**WRITTEN PROBLEM**: Write the entries out again exactly as they stand, but without the pictures.

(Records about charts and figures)
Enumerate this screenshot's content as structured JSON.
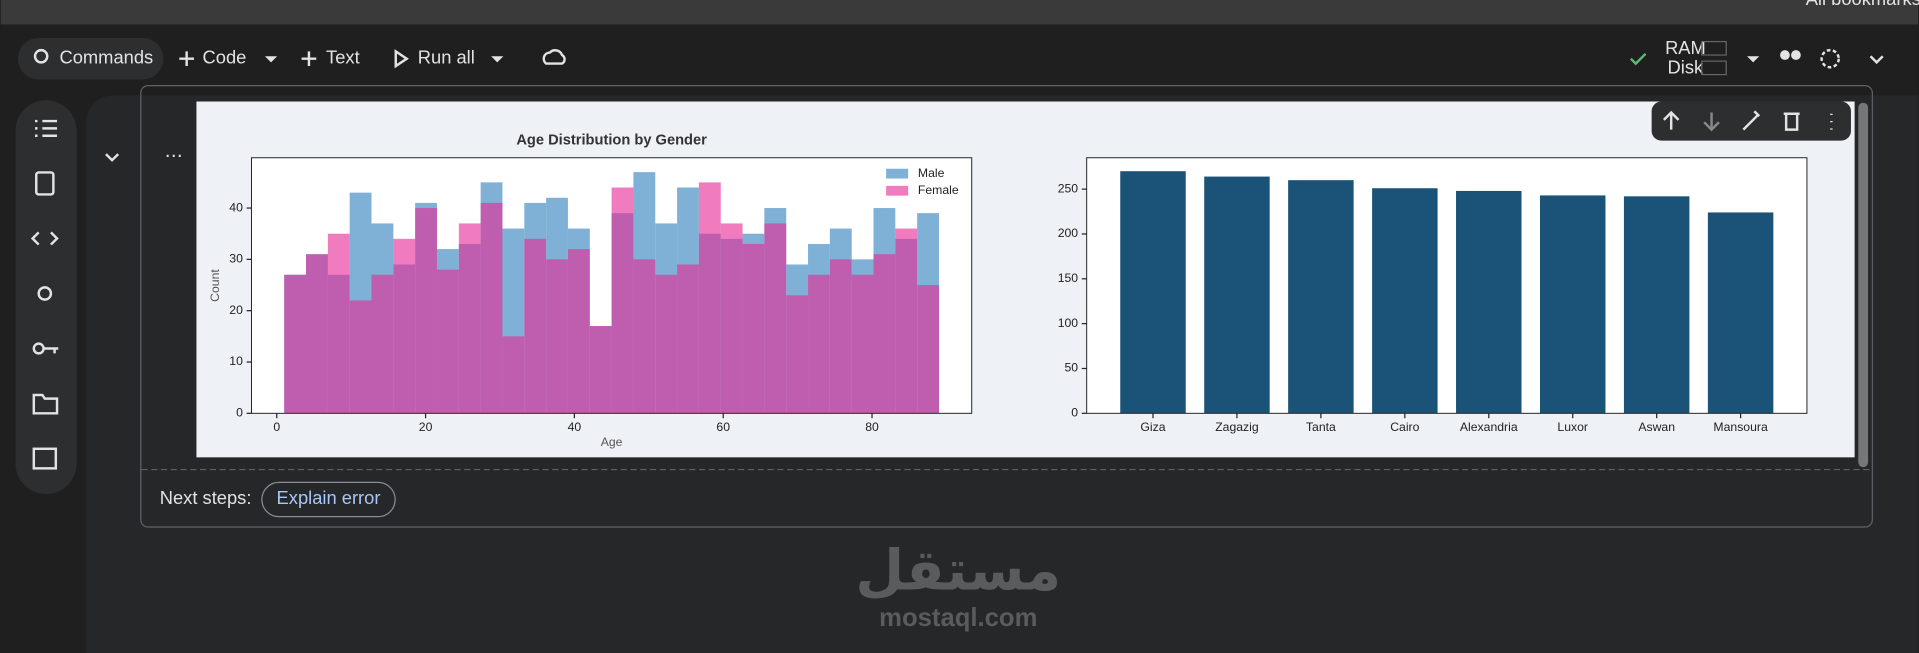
{
  "ui": {
    "bookmarks": "All bookmarks",
    "toolbar": {
      "commands": "Commands",
      "code": "Code",
      "text": "Text",
      "run_all": "Run all",
      "ram": "RAM",
      "disk": "Disk"
    },
    "next_steps": {
      "label": "Next steps:",
      "button": "Explain error"
    },
    "watermark": {
      "arabic": "مستقل",
      "latin": "mostaql.com"
    }
  },
  "chart_data": [
    {
      "type": "histogram",
      "title": "Age Distribution by Gender",
      "x_label": "Age",
      "y_label": "Count",
      "bins": [
        1,
        3.93,
        6.87,
        9.8,
        12.73,
        15.67,
        18.6,
        21.53,
        24.47,
        27.4,
        30.33,
        33.27,
        36.2,
        39.13,
        42.07,
        45,
        47.93,
        50.87,
        53.8,
        56.73,
        59.67,
        62.6,
        65.53,
        68.47,
        71.4,
        74.33,
        77.27,
        80.2,
        83.13,
        86.07,
        89
      ],
      "series": [
        {
          "name": "Male",
          "color": "#7fb0d5",
          "values": [
            27,
            31,
            27,
            43,
            37,
            29,
            41,
            32,
            33,
            45,
            36,
            41,
            42,
            36,
            17,
            39,
            47,
            37,
            44,
            35,
            34,
            35,
            40,
            29,
            33,
            36,
            30,
            40,
            34,
            39
          ]
        },
        {
          "name": "Female",
          "color": "#e62b97",
          "values": [
            27,
            31,
            35,
            22,
            27,
            34,
            40,
            28,
            37,
            41,
            15,
            34,
            30,
            32,
            17,
            44,
            30,
            27,
            29,
            45,
            37,
            33,
            37,
            23,
            27,
            30,
            27,
            31,
            36,
            25
          ]
        }
      ],
      "xlim": [
        -3.4,
        93.4
      ],
      "xticks": [
        0,
        20,
        40,
        60,
        80
      ],
      "ylim": [
        0,
        49.8
      ],
      "yticks": [
        0,
        10,
        20,
        30,
        40
      ],
      "legend": "upper right"
    },
    {
      "type": "bar",
      "categories": [
        "Giza",
        "Zagazig",
        "Tanta",
        "Cairo",
        "Alexandria",
        "Luxor",
        "Aswan",
        "Mansoura"
      ],
      "values": [
        270,
        264,
        260,
        251,
        248,
        243,
        242,
        224
      ],
      "color": "#1b5378",
      "ylim": [
        0,
        285
      ],
      "yticks": [
        0,
        50,
        100,
        150,
        200,
        250
      ]
    }
  ]
}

**SOLUTION TO THE PROBLEM**:
Enumerate this screenshot's content as structured JSON.
{
  "ui": {
    "bookmarks": "All bookmarks",
    "toolbar": {
      "commands": "Commands",
      "code": "Code",
      "text": "Text",
      "run_all": "Run all",
      "ram": "RAM",
      "disk": "Disk"
    },
    "next_steps": {
      "label": "Next steps:",
      "button": "Explain error"
    },
    "watermark": {
      "arabic": "مستقل",
      "latin": "mostaql.com"
    }
  },
  "chart_data": [
    {
      "type": "histogram",
      "title": "Age Distribution by Gender",
      "x_label": "Age",
      "y_label": "Count",
      "bins": [
        1,
        3.93,
        6.87,
        9.8,
        12.73,
        15.67,
        18.6,
        21.53,
        24.47,
        27.4,
        30.33,
        33.27,
        36.2,
        39.13,
        42.07,
        45,
        47.93,
        50.87,
        53.8,
        56.73,
        59.67,
        62.6,
        65.53,
        68.47,
        71.4,
        74.33,
        77.27,
        80.2,
        83.13,
        86.07,
        89
      ],
      "series": [
        {
          "name": "Male",
          "color": "#7fb0d5",
          "values": [
            27,
            31,
            27,
            43,
            37,
            29,
            41,
            32,
            33,
            45,
            36,
            41,
            42,
            36,
            17,
            39,
            47,
            37,
            44,
            35,
            34,
            35,
            40,
            29,
            33,
            36,
            30,
            40,
            34,
            39
          ]
        },
        {
          "name": "Female",
          "color": "#e62b97",
          "values": [
            27,
            31,
            35,
            22,
            27,
            34,
            40,
            28,
            37,
            41,
            15,
            34,
            30,
            32,
            17,
            44,
            30,
            27,
            29,
            45,
            37,
            33,
            37,
            23,
            27,
            30,
            27,
            31,
            36,
            25
          ]
        }
      ],
      "xlim": [
        -3.4,
        93.4
      ],
      "xticks": [
        0,
        20,
        40,
        60,
        80
      ],
      "ylim": [
        0,
        49.8
      ],
      "yticks": [
        0,
        10,
        20,
        30,
        40
      ],
      "legend": "upper right"
    },
    {
      "type": "bar",
      "categories": [
        "Giza",
        "Zagazig",
        "Tanta",
        "Cairo",
        "Alexandria",
        "Luxor",
        "Aswan",
        "Mansoura"
      ],
      "values": [
        270,
        264,
        260,
        251,
        248,
        243,
        242,
        224
      ],
      "color": "#1b5378",
      "ylim": [
        0,
        285
      ],
      "yticks": [
        0,
        50,
        100,
        150,
        200,
        250
      ]
    }
  ]
}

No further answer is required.